(Data records)
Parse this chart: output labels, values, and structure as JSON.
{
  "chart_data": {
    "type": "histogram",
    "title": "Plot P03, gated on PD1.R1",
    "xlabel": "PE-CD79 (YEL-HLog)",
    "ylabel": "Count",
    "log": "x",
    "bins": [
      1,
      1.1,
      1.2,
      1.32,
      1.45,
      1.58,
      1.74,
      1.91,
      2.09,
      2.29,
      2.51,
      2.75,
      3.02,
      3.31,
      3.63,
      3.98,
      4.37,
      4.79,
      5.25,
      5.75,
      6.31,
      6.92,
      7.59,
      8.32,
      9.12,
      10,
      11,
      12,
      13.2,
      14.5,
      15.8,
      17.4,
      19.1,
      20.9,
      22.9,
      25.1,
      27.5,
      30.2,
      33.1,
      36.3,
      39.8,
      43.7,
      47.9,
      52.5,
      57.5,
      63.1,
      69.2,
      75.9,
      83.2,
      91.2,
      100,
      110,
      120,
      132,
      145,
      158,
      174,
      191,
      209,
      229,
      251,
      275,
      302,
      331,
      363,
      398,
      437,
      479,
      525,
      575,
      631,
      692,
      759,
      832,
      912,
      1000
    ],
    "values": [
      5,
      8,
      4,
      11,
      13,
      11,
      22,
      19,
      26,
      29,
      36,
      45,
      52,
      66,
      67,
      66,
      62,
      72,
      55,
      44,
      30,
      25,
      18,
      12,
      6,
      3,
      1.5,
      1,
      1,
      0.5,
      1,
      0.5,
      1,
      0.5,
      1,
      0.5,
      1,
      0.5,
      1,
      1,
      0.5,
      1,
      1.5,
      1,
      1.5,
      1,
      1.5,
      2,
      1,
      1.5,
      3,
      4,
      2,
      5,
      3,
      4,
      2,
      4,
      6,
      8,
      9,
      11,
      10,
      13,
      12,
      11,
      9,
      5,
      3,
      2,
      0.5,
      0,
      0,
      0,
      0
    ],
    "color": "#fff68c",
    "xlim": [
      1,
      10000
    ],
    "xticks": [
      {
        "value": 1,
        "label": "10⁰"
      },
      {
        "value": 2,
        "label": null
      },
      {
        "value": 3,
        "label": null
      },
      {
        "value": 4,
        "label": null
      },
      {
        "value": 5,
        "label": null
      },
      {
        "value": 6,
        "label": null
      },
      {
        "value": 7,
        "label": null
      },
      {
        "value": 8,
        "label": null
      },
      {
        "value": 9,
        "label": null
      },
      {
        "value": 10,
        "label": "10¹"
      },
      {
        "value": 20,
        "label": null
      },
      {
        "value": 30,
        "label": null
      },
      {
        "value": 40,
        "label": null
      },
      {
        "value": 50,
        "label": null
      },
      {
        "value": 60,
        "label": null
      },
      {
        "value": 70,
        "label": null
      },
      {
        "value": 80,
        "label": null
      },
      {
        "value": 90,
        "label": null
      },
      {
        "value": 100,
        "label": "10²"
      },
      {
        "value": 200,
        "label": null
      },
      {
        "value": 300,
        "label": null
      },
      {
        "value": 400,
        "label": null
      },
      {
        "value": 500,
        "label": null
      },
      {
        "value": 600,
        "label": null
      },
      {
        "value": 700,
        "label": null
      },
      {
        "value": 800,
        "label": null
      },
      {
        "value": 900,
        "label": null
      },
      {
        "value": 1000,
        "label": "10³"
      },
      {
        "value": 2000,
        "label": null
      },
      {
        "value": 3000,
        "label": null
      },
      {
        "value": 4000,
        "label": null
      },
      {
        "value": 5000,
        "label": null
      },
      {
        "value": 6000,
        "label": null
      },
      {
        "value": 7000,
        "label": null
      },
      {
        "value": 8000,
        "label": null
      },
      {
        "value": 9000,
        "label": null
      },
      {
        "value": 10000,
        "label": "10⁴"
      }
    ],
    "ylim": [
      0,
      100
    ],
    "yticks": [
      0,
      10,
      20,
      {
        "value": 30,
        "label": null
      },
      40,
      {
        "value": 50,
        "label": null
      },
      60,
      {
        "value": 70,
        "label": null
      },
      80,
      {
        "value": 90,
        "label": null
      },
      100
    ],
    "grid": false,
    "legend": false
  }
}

REQUEST
Go through the listing and copy all of it exactly.

EXPECTED ANSWER
Parse this chart: output labels, values, and structure as JSON.
{
  "chart_data": {
    "type": "histogram",
    "title": "Plot P03, gated on PD1.R1",
    "xlabel": "PE-CD79 (YEL-HLog)",
    "ylabel": "Count",
    "log": "x",
    "bins": [
      1,
      1.1,
      1.2,
      1.32,
      1.45,
      1.58,
      1.74,
      1.91,
      2.09,
      2.29,
      2.51,
      2.75,
      3.02,
      3.31,
      3.63,
      3.98,
      4.37,
      4.79,
      5.25,
      5.75,
      6.31,
      6.92,
      7.59,
      8.32,
      9.12,
      10,
      11,
      12,
      13.2,
      14.5,
      15.8,
      17.4,
      19.1,
      20.9,
      22.9,
      25.1,
      27.5,
      30.2,
      33.1,
      36.3,
      39.8,
      43.7,
      47.9,
      52.5,
      57.5,
      63.1,
      69.2,
      75.9,
      83.2,
      91.2,
      100,
      110,
      120,
      132,
      145,
      158,
      174,
      191,
      209,
      229,
      251,
      275,
      302,
      331,
      363,
      398,
      437,
      479,
      525,
      575,
      631,
      692,
      759,
      832,
      912,
      1000
    ],
    "values": [
      5,
      8,
      4,
      11,
      13,
      11,
      22,
      19,
      26,
      29,
      36,
      45,
      52,
      66,
      67,
      66,
      62,
      72,
      55,
      44,
      30,
      25,
      18,
      12,
      6,
      3,
      1.5,
      1,
      1,
      0.5,
      1,
      0.5,
      1,
      0.5,
      1,
      0.5,
      1,
      0.5,
      1,
      1,
      0.5,
      1,
      1.5,
      1,
      1.5,
      1,
      1.5,
      2,
      1,
      1.5,
      3,
      4,
      2,
      5,
      3,
      4,
      2,
      4,
      6,
      8,
      9,
      11,
      10,
      13,
      12,
      11,
      9,
      5,
      3,
      2,
      0.5,
      0,
      0,
      0,
      0
    ],
    "color": "#fff68c",
    "xlim": [
      1,
      10000
    ],
    "xticks": [
      {
        "value": 1,
        "label": "10⁰"
      },
      {
        "value": 2,
        "label": null
      },
      {
        "value": 3,
        "label": null
      },
      {
        "value": 4,
        "label": null
      },
      {
        "value": 5,
        "label": null
      },
      {
        "value": 6,
        "label": null
      },
      {
        "value": 7,
        "label": null
      },
      {
        "value": 8,
        "label": null
      },
      {
        "value": 9,
        "label": null
      },
      {
        "value": 10,
        "label": "10¹"
      },
      {
        "value": 20,
        "label": null
      },
      {
        "value": 30,
        "label": null
      },
      {
        "value": 40,
        "label": null
      },
      {
        "value": 50,
        "label": null
      },
      {
        "value": 60,
        "label": null
      },
      {
        "value": 70,
        "label": null
      },
      {
        "value": 80,
        "label": null
      },
      {
        "value": 90,
        "label": null
      },
      {
        "value": 100,
        "label": "10²"
      },
      {
        "value": 200,
        "label": null
      },
      {
        "value": 300,
        "label": null
      },
      {
        "value": 400,
        "label": null
      },
      {
        "value": 500,
        "label": null
      },
      {
        "value": 600,
        "label": null
      },
      {
        "value": 700,
        "label": null
      },
      {
        "value": 800,
        "label": null
      },
      {
        "value": 900,
        "label": null
      },
      {
        "value": 1000,
        "label": "10³"
      },
      {
        "value": 2000,
        "label": null
      },
      {
        "value": 3000,
        "label": null
      },
      {
        "value": 4000,
        "label": null
      },
      {
        "value": 5000,
        "label": null
      },
      {
        "value": 6000,
        "label": null
      },
      {
        "value": 7000,
        "label": null
      },
      {
        "value": 8000,
        "label": null
      },
      {
        "value": 9000,
        "label": null
      },
      {
        "value": 10000,
        "label": "10⁴"
      }
    ],
    "ylim": [
      0,
      100
    ],
    "yticks": [
      0,
      10,
      20,
      {
        "value": 30,
        "label": null
      },
      40,
      {
        "value": 50,
        "label": null
      },
      60,
      {
        "value": 70,
        "label": null
      },
      80,
      {
        "value": 90,
        "label": null
      },
      100
    ],
    "grid": false,
    "legend": false
  }
}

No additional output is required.